Extracted data entries
- - - - -

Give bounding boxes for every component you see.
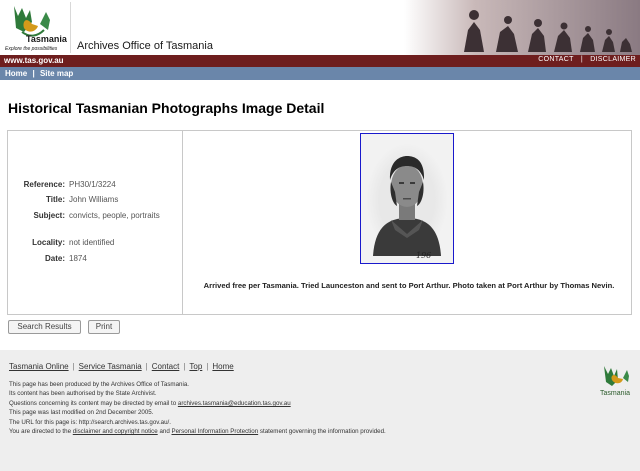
footer-link-home[interactable]: Home xyxy=(212,362,233,371)
nav-bar: Home | Site map xyxy=(0,67,640,80)
footer-text: This page has been produced by the Archi… xyxy=(9,380,569,436)
footer-line: This page has been produced by the Archi… xyxy=(9,381,190,388)
footer-line-prefix: Questions concerning its content may be … xyxy=(9,399,178,407)
footer-line: This page was last modified on 2nd Decem… xyxy=(9,409,154,417)
field-value: 1874 xyxy=(69,254,87,263)
footer-tasmania-logo[interactable]: Tasmania xyxy=(596,360,634,400)
field-label: Date: xyxy=(44,254,65,263)
header-divider xyxy=(70,2,71,53)
home-link[interactable]: Home xyxy=(5,69,27,78)
footer-links: Tasmania Online | Service Tasmania | Contact… xyxy=(9,362,234,371)
disclaimer-copyright-link[interactable]: disclaimer and copyright notice xyxy=(73,428,158,435)
footer-link-tasmania-online[interactable]: Tasmania Online xyxy=(9,362,69,371)
footer-line-mid: and xyxy=(157,428,172,436)
nav-links: Home | Site map xyxy=(5,69,73,78)
site-url-link[interactable]: www.tas.gov.au xyxy=(4,56,64,65)
footer-line: The URL for this page is: http://search.… xyxy=(9,418,171,426)
portrait-photo[interactable]: 196 xyxy=(360,133,454,264)
tasmania-logo[interactable]: Tasmania Explore the possibilities xyxy=(2,2,68,52)
footer-link-service-tasmania[interactable]: Service Tasmania xyxy=(79,362,142,371)
field-label: Reference: xyxy=(23,180,65,189)
print-button[interactable]: Print xyxy=(88,320,120,334)
page-title: Historical Tasmanian Photographs Image D… xyxy=(8,100,325,116)
field-label: Subject: xyxy=(33,211,65,220)
field-value: PH30/1/3224 xyxy=(69,180,116,189)
image-detail-table: Reference: PH30/1/3224 Title: John Willi… xyxy=(7,130,632,315)
logo-tagline-text: Explore the possibilities xyxy=(5,46,58,52)
nav-separator: | xyxy=(32,69,35,78)
logo-brand-text: Tasmania xyxy=(26,34,68,44)
field-value: not identified xyxy=(69,238,115,247)
footer-line: Questions concerning its content may be … xyxy=(9,399,569,408)
sitemap-link[interactable]: Site map xyxy=(40,69,73,78)
footer-link-top[interactable]: Top xyxy=(189,362,202,371)
field-value: John Williams xyxy=(69,195,119,204)
footer-separator: | xyxy=(145,362,148,371)
photo-number: 196 xyxy=(416,251,431,260)
site-footer: Tasmania Online | Service Tasmania | Contact… xyxy=(0,350,640,471)
top-links: CONTACT | DISCLAIMER xyxy=(538,56,636,63)
header-banner-image xyxy=(404,0,640,55)
agency-name: Archives Office of Tasmania xyxy=(77,40,213,52)
footer-line-prefix: You are directed to the xyxy=(9,428,73,436)
archives-email-link[interactable]: archives.tasmania@education.tas.gov.au xyxy=(178,400,291,407)
top-links-separator: | xyxy=(580,56,583,63)
search-results-button[interactable]: Search Results xyxy=(8,320,81,334)
photo-caption: Arrived free per Tasmania. Tried Launces… xyxy=(203,281,615,290)
contact-link[interactable]: CONTACT xyxy=(538,56,573,63)
footer-separator: | xyxy=(183,362,186,371)
disclaimer-link[interactable]: DISCLAIMER xyxy=(590,56,636,63)
footer-line: Its content has been authorised by the S… xyxy=(9,390,157,398)
footer-line: You are directed to the disclaimer and c… xyxy=(9,427,569,436)
footer-link-contact[interactable]: Contact xyxy=(152,362,180,371)
metadata-cell: Reference: PH30/1/3224 Title: John Willi… xyxy=(8,131,183,314)
field-label: Title: xyxy=(46,195,65,204)
footer-separator: | xyxy=(72,362,75,371)
footer-separator: | xyxy=(206,362,209,371)
field-value: convicts, people, portraits xyxy=(69,211,160,220)
site-header: Tasmania Explore the possibilities Archi… xyxy=(0,0,640,55)
footer-logo-label: Tasmania xyxy=(600,390,630,397)
personal-information-protection-link[interactable]: Personal Information Protection xyxy=(171,428,258,435)
footer-line-suffix: statement governing the information prov… xyxy=(258,428,386,436)
top-bar: www.tas.gov.au CONTACT | DISCLAIMER xyxy=(0,55,640,67)
field-label: Locality: xyxy=(32,238,65,247)
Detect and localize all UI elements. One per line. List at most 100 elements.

- - - - -

> **Your goal**
Can you retype all of the lines above word for word, leaving the pictures out of your answer?

> **Output below**
Give bounding boxes for every component you see.
footer-link-home[interactable]: Home xyxy=(212,362,233,371)
nav-bar: Home | Site map xyxy=(0,67,640,80)
footer-text: This page has been produced by the Archi… xyxy=(9,380,569,436)
footer-line: This page has been produced by the Archi… xyxy=(9,381,190,388)
footer-line-prefix: Questions concerning its content may be … xyxy=(9,399,178,407)
footer-line: This page was last modified on 2nd Decem… xyxy=(9,409,154,417)
field-value: 1874 xyxy=(69,254,87,263)
footer-tasmania-logo[interactable]: Tasmania xyxy=(596,360,634,400)
field-label: Date: xyxy=(44,254,65,263)
header-divider xyxy=(70,2,71,53)
home-link[interactable]: Home xyxy=(5,69,27,78)
footer-links: Tasmania Online | Service Tasmania | Contact… xyxy=(9,362,234,371)
disclaimer-copyright-link[interactable]: disclaimer and copyright notice xyxy=(73,428,158,435)
footer-link-tasmania-online[interactable]: Tasmania Online xyxy=(9,362,69,371)
footer-line-mid: and xyxy=(157,428,172,436)
nav-links: Home | Site map xyxy=(5,69,73,78)
site-url-link[interactable]: www.tas.gov.au xyxy=(4,56,64,65)
footer-line: The URL for this page is: http://search.… xyxy=(9,418,171,426)
portrait-photo[interactable]: 196 xyxy=(360,133,454,264)
tasmania-logo[interactable]: Tasmania Explore the possibilities xyxy=(2,2,68,52)
footer-link-service-tasmania[interactable]: Service Tasmania xyxy=(79,362,142,371)
field-label: Reference: xyxy=(23,180,65,189)
print-button[interactable]: Print xyxy=(88,320,120,334)
page-title: Historical Tasmanian Photographs Image D… xyxy=(8,100,325,116)
field-label: Subject: xyxy=(33,211,65,220)
field-value: PH30/1/3224 xyxy=(69,180,116,189)
image-detail-table: Reference: PH30/1/3224 Title: John Willi… xyxy=(7,130,632,315)
logo-tagline-text: Explore the possibilities xyxy=(5,46,58,52)
nav-separator: | xyxy=(32,69,35,78)
logo-brand-text: Tasmania xyxy=(26,34,68,44)
field-value: not identified xyxy=(69,238,115,247)
footer-line: Questions concerning its content may be … xyxy=(9,399,569,408)
sitemap-link[interactable]: Site map xyxy=(40,69,73,78)
footer-link-top[interactable]: Top xyxy=(189,362,202,371)
field-value: John Williams xyxy=(69,195,119,204)
footer-separator: | xyxy=(145,362,148,371)
photo-number: 196 xyxy=(416,251,431,260)
site-footer: Tasmania Online | Service Tasmania | Contact… xyxy=(0,350,640,471)
top-links: CONTACT | DISCLAIMER xyxy=(538,56,636,63)
header-banner-image xyxy=(404,0,640,55)
agency-name: Archives Office of Tasmania xyxy=(77,40,213,52)
footer-line-prefix: You are directed to the xyxy=(9,428,73,436)
archives-email-link[interactable]: archives.tasmania@education.tas.gov.au xyxy=(178,400,291,407)
top-links-separator: | xyxy=(580,56,583,63)
search-results-button[interactable]: Search Results xyxy=(8,320,81,334)
photo-caption: Arrived free per Tasmania. Tried Launces… xyxy=(203,281,615,290)
contact-link[interactable]: CONTACT xyxy=(538,56,573,63)
footer-separator: | xyxy=(183,362,186,371)
disclaimer-link[interactable]: DISCLAIMER xyxy=(590,56,636,63)
footer-line: Its content has been authorised by the S… xyxy=(9,390,157,398)
footer-line: You are directed to the disclaimer and c… xyxy=(9,427,569,436)
footer-link-contact[interactable]: Contact xyxy=(152,362,180,371)
metadata-cell: Reference: PH30/1/3224 Title: John Willi… xyxy=(8,131,183,314)
field-label: Title: xyxy=(46,195,65,204)
footer-separator: | xyxy=(72,362,75,371)
footer-separator: | xyxy=(206,362,209,371)
field-value: convicts, people, portraits xyxy=(69,211,160,220)
site-header: Tasmania Explore the possibilities Archi… xyxy=(0,0,640,55)
footer-logo-label: Tasmania xyxy=(600,390,630,397)
personal-information-protection-link[interactable]: Personal Information Protection xyxy=(171,428,258,435)
footer-line-suffix: statement governing the information prov… xyxy=(258,428,386,436)
top-bar: www.tas.gov.au CONTACT | DISCLAIMER xyxy=(0,55,640,67)
field-label: Locality: xyxy=(32,238,65,247)
Detect and localize all UI elements. One per line. List at most 100 elements.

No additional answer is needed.